* [Aim of the exercise] Write out the complete material exactly as it stands.
===== Exercise materials =====
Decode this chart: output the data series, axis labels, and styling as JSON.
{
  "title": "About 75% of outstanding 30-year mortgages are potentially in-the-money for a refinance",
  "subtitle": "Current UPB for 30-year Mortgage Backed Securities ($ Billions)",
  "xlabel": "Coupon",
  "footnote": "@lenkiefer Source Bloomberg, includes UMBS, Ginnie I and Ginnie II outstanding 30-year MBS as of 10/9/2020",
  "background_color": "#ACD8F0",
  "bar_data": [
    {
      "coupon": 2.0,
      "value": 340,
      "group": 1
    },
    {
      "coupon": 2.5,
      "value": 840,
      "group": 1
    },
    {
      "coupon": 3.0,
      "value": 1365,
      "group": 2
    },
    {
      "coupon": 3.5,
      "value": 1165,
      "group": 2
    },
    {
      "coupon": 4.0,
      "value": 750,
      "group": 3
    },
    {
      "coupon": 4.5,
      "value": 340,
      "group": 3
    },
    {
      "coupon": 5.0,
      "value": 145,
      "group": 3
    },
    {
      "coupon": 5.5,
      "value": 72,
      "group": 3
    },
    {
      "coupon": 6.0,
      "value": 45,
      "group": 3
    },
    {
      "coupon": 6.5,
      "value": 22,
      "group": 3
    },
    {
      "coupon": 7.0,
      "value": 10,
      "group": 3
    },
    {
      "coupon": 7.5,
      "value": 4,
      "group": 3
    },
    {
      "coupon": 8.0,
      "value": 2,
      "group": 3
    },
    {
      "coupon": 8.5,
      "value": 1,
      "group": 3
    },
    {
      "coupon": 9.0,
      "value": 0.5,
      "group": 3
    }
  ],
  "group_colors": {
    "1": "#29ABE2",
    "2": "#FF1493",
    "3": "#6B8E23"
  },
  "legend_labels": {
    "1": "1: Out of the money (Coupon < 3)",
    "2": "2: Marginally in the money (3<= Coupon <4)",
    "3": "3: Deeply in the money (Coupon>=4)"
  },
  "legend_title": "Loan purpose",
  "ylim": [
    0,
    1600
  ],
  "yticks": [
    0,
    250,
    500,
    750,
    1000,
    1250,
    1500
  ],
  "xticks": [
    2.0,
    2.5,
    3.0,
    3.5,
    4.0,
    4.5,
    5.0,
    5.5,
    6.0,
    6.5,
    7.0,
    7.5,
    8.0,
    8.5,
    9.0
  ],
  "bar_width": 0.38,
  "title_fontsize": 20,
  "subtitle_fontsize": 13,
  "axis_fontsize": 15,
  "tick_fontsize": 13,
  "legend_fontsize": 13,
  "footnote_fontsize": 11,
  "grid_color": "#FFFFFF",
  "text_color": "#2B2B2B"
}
=====
* [Full solution]
Decode this chart: output the data series, axis labels, and styling as JSON.
{
  "title": "About 75% of outstanding 30-year mortgages are potentially in-the-money for a refinance",
  "subtitle": "Current UPB for 30-year Mortgage Backed Securities ($ Billions)",
  "xlabel": "Coupon",
  "footnote": "@lenkiefer Source Bloomberg, includes UMBS, Ginnie I and Ginnie II outstanding 30-year MBS as of 10/9/2020",
  "background_color": "#ACD8F0",
  "bar_data": [
    {
      "coupon": 2.0,
      "value": 340,
      "group": 1
    },
    {
      "coupon": 2.5,
      "value": 840,
      "group": 1
    },
    {
      "coupon": 3.0,
      "value": 1365,
      "group": 2
    },
    {
      "coupon": 3.5,
      "value": 1165,
      "group": 2
    },
    {
      "coupon": 4.0,
      "value": 750,
      "group": 3
    },
    {
      "coupon": 4.5,
      "value": 340,
      "group": 3
    },
    {
      "coupon": 5.0,
      "value": 145,
      "group": 3
    },
    {
      "coupon": 5.5,
      "value": 72,
      "group": 3
    },
    {
      "coupon": 6.0,
      "value": 45,
      "group": 3
    },
    {
      "coupon": 6.5,
      "value": 22,
      "group": 3
    },
    {
      "coupon": 7.0,
      "value": 10,
      "group": 3
    },
    {
      "coupon": 7.5,
      "value": 4,
      "group": 3
    },
    {
      "coupon": 8.0,
      "value": 2,
      "group": 3
    },
    {
      "coupon": 8.5,
      "value": 1,
      "group": 3
    },
    {
      "coupon": 9.0,
      "value": 0.5,
      "group": 3
    }
  ],
  "group_colors": {
    "1": "#29ABE2",
    "2": "#FF1493",
    "3": "#6B8E23"
  },
  "legend_labels": {
    "1": "1: Out of the money (Coupon < 3)",
    "2": "2: Marginally in the money (3<= Coupon <4)",
    "3": "3: Deeply in the money (Coupon>=4)"
  },
  "legend_title": "Loan purpose",
  "ylim": [
    0,
    1600
  ],
  "yticks": [
    0,
    250,
    500,
    750,
    1000,
    1250,
    1500
  ],
  "xticks": [
    2.0,
    2.5,
    3.0,
    3.5,
    4.0,
    4.5,
    5.0,
    5.5,
    6.0,
    6.5,
    7.0,
    7.5,
    8.0,
    8.5,
    9.0
  ],
  "bar_width": 0.38,
  "title_fontsize": 20,
  "subtitle_fontsize": 13,
  "axis_fontsize": 15,
  "tick_fontsize": 13,
  "legend_fontsize": 13,
  "footnote_fontsize": 11,
  "grid_color": "#FFFFFF",
  "text_color": "#2B2B2B"
}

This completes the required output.